(Dataset records)
** start **

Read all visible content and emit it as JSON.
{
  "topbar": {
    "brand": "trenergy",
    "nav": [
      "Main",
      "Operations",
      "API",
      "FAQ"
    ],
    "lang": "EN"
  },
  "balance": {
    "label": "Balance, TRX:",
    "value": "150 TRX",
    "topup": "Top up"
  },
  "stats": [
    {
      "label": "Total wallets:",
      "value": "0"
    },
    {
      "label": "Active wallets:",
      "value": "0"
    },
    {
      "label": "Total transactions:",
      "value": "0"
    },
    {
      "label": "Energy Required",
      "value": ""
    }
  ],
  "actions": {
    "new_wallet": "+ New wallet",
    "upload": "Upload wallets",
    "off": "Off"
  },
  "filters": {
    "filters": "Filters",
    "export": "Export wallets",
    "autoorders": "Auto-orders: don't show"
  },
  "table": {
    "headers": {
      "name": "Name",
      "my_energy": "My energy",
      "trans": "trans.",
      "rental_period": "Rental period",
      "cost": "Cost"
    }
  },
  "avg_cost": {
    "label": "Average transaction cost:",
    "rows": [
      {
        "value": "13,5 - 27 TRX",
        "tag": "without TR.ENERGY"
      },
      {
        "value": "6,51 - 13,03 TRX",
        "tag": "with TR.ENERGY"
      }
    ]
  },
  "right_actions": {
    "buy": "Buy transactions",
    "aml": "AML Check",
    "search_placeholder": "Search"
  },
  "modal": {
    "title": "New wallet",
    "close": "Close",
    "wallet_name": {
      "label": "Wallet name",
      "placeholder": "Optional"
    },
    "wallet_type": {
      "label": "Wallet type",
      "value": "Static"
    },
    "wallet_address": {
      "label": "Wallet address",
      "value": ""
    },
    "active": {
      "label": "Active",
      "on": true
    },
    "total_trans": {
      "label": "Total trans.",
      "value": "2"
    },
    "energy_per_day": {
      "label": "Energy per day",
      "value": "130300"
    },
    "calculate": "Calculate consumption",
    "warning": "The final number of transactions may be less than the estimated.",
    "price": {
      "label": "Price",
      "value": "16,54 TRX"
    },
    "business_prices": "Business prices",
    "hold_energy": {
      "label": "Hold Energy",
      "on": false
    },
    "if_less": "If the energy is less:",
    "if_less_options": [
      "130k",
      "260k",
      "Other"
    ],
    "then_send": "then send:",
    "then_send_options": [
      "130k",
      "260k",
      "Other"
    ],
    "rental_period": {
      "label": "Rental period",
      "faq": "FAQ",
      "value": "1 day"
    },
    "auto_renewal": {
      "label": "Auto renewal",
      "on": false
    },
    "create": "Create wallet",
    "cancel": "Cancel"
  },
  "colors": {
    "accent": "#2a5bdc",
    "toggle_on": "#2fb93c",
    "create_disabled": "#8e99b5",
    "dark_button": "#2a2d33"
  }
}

** end **

* [Requirements] Write out every line of the records exactly.

* [Output for this task]
Read all visible content and emit it as JSON.
{
  "topbar": {
    "brand": "trenergy",
    "nav": [
      "Main",
      "Operations",
      "API",
      "FAQ"
    ],
    "lang": "EN"
  },
  "balance": {
    "label": "Balance, TRX:",
    "value": "150 TRX",
    "topup": "Top up"
  },
  "stats": [
    {
      "label": "Total wallets:",
      "value": "0"
    },
    {
      "label": "Active wallets:",
      "value": "0"
    },
    {
      "label": "Total transactions:",
      "value": "0"
    },
    {
      "label": "Energy Required",
      "value": ""
    }
  ],
  "actions": {
    "new_wallet": "+ New wallet",
    "upload": "Upload wallets",
    "off": "Off"
  },
  "filters": {
    "filters": "Filters",
    "export": "Export wallets",
    "autoorders": "Auto-orders: don't show"
  },
  "table": {
    "headers": {
      "name": "Name",
      "my_energy": "My energy",
      "trans": "trans.",
      "rental_period": "Rental period",
      "cost": "Cost"
    }
  },
  "avg_cost": {
    "label": "Average transaction cost:",
    "rows": [
      {
        "value": "13,5 - 27 TRX",
        "tag": "without TR.ENERGY"
      },
      {
        "value": "6,51 - 13,03 TRX",
        "tag": "with TR.ENERGY"
      }
    ]
  },
  "right_actions": {
    "buy": "Buy transactions",
    "aml": "AML Check",
    "search_placeholder": "Search"
  },
  "modal": {
    "title": "New wallet",
    "close": "Close",
    "wallet_name": {
      "label": "Wallet name",
      "placeholder": "Optional"
    },
    "wallet_type": {
      "label": "Wallet type",
      "value": "Static"
    },
    "wallet_address": {
      "label": "Wallet address",
      "value": ""
    },
    "active": {
      "label": "Active",
      "on": true
    },
    "total_trans": {
      "label": "Total trans.",
      "value": "2"
    },
    "energy_per_day": {
      "label": "Energy per day",
      "value": "130300"
    },
    "calculate": "Calculate consumption",
    "warning": "The final number of transactions may be less than the estimated.",
    "price": {
      "label": "Price",
      "value": "16,54 TRX"
    },
    "business_prices": "Business prices",
    "hold_energy": {
      "label": "Hold Energy",
      "on": false
    },
    "if_less": "If the energy is less:",
    "if_less_options": [
      "130k",
      "260k",
      "Other"
    ],
    "then_send": "then send:",
    "then_send_options": [
      "130k",
      "260k",
      "Other"
    ],
    "rental_period": {
      "label": "Rental period",
      "faq": "FAQ",
      "value": "1 day"
    },
    "auto_renewal": {
      "label": "Auto renewal",
      "on": false
    },
    "create": "Create wallet",
    "cancel": "Cancel"
  },
  "colors": {
    "accent": "#2a5bdc",
    "toggle_on": "#2fb93c",
    "create_disabled": "#8e99b5",
    "dark_button": "#2a2d33"
  }
}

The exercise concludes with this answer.